— Provided text —
• • •

Dear Prof. Sanke,

thank you very much for your great contributions to image processing with LiveCode and for sharing your work with us. Your e-mail, reviewing some of the history of image processing with LiveCode is fascinating and your stacks are extremely interesting. I can only recommend anyone exploring image processing to have a look at the stacks and test their capabilities.


Mit Freundlichen Gruessen,

Hanson Schmidt-Cornelius
LiveCode Team


On 26/04/2011 21:37, Wilhelm Sanke wrote:
First there is a minor confusion about numbers: The subject of the post I received reads "[109] Summer Academy; Flying to San Jose", when I open it I see "revUp issue 108". Be that as it may, what I want to comment on is the article "Vision: Blur" by Hanson Schmidt-Cornelius in that newsletter.

Hanson presents a series of scripts that are related to each other to achieve a "blur filter" effect using sort of a 3x3-convolve matrix. I want to add some information and discuss the issue in a somewhat broader context. As Hanson did not himself supply a sample stack, I produced one that contains his scripts along with a number of alternative "blur" scripts and apart from that added some other filters which might be interesting for Livecode users that intend to look at image processing.

You can get the stack here: <http://www.sanke.org/Software/BlurredVision.zip>.

I also recommend - for those who like to experiment with image processing - my older stacks
-<http://www.sanke.org/Software/ImagedataToolkitPreview3.zip>
and
- <http://www.sanke.org/Software/SeamlessTiles2.zip>

Last, but not least, you should download Chipp Walters' stack of 2002 "altConvolve2.rev" from here

<http://www.altuit.com/webs/altuit2/RunRev/Downloads.htm>

to get the historical perspective.

• • •

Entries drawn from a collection
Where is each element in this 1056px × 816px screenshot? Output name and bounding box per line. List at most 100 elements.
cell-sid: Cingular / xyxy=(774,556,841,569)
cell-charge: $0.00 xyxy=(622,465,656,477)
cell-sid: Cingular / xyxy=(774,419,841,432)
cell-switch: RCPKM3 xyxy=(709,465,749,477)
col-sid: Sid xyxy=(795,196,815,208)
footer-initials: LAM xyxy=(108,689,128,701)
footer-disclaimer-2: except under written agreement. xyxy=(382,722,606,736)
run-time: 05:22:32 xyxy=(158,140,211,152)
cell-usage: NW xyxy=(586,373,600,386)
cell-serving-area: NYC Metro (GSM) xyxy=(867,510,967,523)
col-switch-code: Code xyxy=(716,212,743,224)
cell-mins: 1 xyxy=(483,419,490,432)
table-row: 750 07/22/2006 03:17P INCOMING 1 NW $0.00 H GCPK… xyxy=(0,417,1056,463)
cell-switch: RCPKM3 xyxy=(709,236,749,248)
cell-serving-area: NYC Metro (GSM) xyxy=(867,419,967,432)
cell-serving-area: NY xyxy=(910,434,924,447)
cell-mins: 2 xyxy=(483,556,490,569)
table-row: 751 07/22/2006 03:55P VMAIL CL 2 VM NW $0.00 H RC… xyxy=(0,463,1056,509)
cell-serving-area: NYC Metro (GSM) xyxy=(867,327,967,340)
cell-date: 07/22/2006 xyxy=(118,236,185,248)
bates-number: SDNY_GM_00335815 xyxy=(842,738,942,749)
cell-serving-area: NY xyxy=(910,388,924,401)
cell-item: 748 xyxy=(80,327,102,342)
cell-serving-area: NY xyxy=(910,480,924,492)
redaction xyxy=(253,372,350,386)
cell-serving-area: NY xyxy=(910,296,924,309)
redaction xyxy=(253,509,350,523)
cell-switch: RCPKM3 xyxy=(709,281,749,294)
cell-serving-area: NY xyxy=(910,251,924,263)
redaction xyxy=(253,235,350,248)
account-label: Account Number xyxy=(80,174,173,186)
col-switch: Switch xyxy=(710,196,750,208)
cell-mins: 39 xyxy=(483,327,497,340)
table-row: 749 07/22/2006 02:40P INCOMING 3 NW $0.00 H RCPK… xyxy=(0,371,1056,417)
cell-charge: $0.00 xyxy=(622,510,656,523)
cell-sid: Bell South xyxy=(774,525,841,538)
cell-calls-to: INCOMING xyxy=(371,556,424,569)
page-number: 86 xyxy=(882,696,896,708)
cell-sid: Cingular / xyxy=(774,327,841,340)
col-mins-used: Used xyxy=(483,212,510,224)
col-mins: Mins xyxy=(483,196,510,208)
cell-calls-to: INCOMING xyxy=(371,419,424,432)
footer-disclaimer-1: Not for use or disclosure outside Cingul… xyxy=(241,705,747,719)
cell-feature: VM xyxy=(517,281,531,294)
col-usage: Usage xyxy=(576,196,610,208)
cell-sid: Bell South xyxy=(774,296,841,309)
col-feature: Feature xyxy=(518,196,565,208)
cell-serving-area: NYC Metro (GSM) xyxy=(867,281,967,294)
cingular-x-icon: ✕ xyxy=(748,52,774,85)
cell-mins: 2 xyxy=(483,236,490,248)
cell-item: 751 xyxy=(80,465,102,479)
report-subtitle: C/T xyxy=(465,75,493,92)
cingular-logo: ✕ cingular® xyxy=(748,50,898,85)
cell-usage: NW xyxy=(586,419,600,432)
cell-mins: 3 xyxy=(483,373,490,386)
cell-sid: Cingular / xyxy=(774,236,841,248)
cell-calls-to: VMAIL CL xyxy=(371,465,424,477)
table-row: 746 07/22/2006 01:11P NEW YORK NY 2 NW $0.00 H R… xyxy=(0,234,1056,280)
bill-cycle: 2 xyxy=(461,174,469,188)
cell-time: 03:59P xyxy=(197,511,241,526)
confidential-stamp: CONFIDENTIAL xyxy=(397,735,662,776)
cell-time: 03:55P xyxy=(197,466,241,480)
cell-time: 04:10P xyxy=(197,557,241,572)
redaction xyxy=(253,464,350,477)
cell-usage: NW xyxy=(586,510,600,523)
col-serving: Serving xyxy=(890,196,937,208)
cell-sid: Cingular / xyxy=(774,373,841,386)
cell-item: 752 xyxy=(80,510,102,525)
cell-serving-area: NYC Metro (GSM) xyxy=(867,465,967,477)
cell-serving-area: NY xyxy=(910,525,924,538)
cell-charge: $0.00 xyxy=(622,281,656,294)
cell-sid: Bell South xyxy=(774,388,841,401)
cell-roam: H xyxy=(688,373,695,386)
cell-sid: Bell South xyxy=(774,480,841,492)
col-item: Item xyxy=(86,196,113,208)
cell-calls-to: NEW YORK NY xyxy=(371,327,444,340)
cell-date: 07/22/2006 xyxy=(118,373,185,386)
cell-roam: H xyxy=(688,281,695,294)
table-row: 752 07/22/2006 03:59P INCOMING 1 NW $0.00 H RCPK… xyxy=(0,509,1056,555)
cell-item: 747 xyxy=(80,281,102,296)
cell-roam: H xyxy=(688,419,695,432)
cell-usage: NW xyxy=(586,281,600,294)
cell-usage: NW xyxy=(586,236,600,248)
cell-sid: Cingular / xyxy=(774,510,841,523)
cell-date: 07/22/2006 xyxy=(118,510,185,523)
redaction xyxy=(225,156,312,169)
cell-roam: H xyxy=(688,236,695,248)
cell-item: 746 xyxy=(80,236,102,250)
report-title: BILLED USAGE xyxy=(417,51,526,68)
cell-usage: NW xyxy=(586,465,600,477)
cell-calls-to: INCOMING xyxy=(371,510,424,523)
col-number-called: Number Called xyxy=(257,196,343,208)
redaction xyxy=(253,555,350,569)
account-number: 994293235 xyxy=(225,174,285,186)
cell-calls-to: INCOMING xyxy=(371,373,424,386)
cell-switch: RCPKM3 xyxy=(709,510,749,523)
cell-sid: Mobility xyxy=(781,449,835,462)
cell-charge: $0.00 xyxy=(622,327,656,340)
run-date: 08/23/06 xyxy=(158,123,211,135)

• • •

— Try it —
Write out the email about image processing with LiveCode again in full, word for word. The entries aren't needed for anything here.

— Problem solution —
Dear Prof. Sanke,

thank you very much for your great contributions to image processing with LiveCode and for sharing your work with us. Your e-mail, reviewing some of the history of image processing with LiveCode is fascinating and your stacks are extremely interesting. I can only recommend anyone exploring image processing to have a look at the stacks and test their capabilities.


Mit Freundlichen Gruessen,

Hanson Schmidt-Cornelius
LiveCode Team


On 26/04/2011 21:37, Wilhelm Sanke wrote:
First there is a minor confusion about numbers: The subject of the post I received reads "[109] Summer Academy; Flying to San Jose", when I open it I see "revUp issue 108". Be that as it may, what I want to comment on is the article "Vision: Blur" by Hanson Schmidt-Cornelius in that newsletter.

Hanson presents a series of scripts that are related to each other to achieve a "blur filter" effect using sort of a 3x3-convolve matrix. I want to add some information and discuss the issue in a somewhat broader context. As Hanson did not himself supply a sample stack, I produced one that contains his scripts along with a number of alternative "blur" scripts and apart from that added some other filters which might be interesting for Livecode users that intend to look at image processing.

You can get the stack here: <http://www.sanke.org/Software/BlurredVision.zip>.

I also recommend - for those who like to experiment with image processing - my older stacks
-<http://www.sanke.org/Software/ImagedataToolkitPreview3.zip>
and
- <http://www.sanke.org/Software/SeamlessTiles2.zip>

Last, but not least, you should download Chipp Walters' stack of 2002 "altConvolve2.rev" from here

<http://www.altuit.com/webs/altuit2/RunRev/Downloads.htm>

to get the historical perspective.